▶ **PROBLEM REQUIREMENTS**:
Count how many lines hold the string "Disk", and give only that number.

[Dataset items]
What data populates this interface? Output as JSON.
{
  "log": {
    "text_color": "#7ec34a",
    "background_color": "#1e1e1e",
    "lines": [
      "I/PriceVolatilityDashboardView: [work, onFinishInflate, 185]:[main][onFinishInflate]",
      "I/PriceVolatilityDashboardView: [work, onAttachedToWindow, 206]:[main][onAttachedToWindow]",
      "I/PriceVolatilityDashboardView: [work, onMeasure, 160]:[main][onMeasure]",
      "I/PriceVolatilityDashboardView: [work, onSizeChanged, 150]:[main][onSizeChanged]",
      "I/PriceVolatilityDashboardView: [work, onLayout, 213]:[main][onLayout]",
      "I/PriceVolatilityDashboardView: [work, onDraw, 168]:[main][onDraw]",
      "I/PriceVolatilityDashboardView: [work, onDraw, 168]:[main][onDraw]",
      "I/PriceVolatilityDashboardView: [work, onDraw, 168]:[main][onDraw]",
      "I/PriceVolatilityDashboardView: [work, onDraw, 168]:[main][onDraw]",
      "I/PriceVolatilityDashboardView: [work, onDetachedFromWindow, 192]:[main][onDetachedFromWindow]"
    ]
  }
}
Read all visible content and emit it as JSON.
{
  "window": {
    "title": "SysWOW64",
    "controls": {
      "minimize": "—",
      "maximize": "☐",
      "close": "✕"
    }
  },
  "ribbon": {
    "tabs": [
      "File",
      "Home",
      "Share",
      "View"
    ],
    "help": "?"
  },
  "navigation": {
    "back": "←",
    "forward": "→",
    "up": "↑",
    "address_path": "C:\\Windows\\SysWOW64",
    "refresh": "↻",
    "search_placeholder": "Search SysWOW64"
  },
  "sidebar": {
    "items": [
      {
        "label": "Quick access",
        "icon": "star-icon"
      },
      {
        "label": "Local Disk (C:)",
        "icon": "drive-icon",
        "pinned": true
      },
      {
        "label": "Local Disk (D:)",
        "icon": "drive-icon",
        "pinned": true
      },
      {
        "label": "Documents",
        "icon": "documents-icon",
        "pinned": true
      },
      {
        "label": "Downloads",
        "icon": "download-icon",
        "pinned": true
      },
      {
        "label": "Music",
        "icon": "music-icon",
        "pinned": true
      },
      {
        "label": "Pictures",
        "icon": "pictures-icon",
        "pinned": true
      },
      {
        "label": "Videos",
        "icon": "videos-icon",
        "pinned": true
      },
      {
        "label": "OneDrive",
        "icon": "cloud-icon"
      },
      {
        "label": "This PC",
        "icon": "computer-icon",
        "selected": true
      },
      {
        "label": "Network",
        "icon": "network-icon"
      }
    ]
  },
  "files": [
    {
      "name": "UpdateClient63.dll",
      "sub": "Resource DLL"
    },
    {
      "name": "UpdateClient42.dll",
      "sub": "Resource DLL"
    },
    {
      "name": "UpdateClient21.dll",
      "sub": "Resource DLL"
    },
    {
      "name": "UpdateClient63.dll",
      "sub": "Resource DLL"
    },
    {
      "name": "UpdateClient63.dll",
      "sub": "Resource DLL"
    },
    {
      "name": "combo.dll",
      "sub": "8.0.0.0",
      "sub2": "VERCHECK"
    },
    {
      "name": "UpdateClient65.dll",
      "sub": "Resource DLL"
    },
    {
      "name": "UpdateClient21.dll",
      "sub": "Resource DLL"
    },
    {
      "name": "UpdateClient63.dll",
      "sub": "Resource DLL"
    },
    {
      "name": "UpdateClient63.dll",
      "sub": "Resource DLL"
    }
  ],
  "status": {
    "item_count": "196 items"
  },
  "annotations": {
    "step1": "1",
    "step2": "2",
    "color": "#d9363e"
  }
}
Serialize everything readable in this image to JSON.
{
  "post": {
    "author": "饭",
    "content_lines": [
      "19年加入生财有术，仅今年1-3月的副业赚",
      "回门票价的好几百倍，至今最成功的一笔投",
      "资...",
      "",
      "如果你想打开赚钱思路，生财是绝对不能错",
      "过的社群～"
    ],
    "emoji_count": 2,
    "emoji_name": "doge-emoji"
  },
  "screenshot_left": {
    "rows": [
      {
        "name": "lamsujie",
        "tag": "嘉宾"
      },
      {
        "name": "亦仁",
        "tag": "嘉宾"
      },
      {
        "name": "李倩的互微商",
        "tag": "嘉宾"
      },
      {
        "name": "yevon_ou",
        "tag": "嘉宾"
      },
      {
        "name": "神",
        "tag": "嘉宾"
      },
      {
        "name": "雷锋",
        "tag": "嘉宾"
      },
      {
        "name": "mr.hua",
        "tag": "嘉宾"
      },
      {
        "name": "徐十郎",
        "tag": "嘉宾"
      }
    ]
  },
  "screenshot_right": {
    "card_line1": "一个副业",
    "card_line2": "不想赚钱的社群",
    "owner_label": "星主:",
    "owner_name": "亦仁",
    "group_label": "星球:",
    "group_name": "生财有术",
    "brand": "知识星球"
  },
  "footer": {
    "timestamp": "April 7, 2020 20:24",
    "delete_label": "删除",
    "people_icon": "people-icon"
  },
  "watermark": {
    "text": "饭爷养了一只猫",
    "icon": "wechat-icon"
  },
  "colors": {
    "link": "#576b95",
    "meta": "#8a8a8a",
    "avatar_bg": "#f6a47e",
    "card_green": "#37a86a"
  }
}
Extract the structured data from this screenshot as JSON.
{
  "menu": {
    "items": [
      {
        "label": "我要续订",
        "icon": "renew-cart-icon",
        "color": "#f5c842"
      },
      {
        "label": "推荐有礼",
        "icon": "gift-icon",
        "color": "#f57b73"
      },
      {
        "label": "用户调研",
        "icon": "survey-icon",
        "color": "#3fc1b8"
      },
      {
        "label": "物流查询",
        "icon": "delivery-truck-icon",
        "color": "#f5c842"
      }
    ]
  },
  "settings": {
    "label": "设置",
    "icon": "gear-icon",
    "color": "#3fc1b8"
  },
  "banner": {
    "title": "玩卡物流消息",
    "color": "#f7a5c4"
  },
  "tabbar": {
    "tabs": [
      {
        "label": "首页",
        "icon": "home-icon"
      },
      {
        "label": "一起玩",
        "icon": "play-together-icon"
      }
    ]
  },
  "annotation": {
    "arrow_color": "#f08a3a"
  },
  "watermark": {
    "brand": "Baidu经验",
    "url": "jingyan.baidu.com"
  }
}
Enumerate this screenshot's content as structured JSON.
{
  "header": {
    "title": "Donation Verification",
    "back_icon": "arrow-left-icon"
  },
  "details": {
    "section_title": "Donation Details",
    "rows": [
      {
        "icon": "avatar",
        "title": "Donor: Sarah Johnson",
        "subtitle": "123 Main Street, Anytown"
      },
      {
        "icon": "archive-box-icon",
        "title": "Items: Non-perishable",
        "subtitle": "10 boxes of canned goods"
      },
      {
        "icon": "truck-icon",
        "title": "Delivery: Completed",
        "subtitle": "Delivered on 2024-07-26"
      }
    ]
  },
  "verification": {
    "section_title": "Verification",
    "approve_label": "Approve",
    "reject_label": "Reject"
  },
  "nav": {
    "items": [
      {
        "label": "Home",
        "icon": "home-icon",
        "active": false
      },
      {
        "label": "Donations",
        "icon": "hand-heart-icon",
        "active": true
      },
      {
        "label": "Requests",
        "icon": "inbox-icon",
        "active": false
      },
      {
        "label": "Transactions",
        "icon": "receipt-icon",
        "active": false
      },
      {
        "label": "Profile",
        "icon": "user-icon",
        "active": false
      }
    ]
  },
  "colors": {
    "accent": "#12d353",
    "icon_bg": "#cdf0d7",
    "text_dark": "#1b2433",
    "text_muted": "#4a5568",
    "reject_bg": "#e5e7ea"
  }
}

▶ **ANSWER IN FULL**:
2